[BEGIN RAW RECORDS]

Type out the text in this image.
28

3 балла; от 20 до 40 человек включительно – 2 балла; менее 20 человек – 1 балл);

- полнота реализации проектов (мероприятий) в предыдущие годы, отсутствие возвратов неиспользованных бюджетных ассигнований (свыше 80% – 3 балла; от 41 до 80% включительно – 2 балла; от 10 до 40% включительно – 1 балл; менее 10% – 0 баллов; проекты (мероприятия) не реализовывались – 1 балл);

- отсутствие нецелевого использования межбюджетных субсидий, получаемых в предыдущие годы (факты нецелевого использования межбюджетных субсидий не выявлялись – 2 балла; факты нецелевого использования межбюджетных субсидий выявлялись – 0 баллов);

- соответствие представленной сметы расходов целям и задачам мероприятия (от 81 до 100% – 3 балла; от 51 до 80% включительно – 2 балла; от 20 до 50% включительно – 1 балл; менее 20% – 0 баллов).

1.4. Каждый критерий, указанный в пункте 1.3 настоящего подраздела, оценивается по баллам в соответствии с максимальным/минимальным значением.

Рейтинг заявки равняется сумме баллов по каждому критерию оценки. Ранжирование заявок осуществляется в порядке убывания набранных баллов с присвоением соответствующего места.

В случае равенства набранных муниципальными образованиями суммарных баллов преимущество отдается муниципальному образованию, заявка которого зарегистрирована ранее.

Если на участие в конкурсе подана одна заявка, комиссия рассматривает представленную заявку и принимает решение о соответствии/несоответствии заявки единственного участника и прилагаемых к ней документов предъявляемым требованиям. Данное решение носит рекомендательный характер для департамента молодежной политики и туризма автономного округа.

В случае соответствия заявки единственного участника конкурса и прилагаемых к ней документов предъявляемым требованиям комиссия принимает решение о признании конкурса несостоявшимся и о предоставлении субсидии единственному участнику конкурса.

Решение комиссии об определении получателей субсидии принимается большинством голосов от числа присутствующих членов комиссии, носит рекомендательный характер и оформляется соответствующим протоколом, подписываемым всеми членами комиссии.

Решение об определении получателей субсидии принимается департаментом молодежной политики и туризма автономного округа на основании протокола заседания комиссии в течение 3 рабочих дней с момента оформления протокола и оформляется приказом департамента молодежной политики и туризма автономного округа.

[END RAW RECORDS]

▸ **TASK TO COMPLETE**
Return every line containing "набранных".

▸ **IN RESPONSE**
Рейтинг заявки равняется сумме баллов по каждому критерию оценки. Ранжирование заявок осуществляется в порядке убывания набранных баллов с присвоением соответствующего места.
В случае равенства набранных муниципальными образованиями суммарных баллов преимущество отдается муниципальному образованию, заявка которого зарегистрирована ранее.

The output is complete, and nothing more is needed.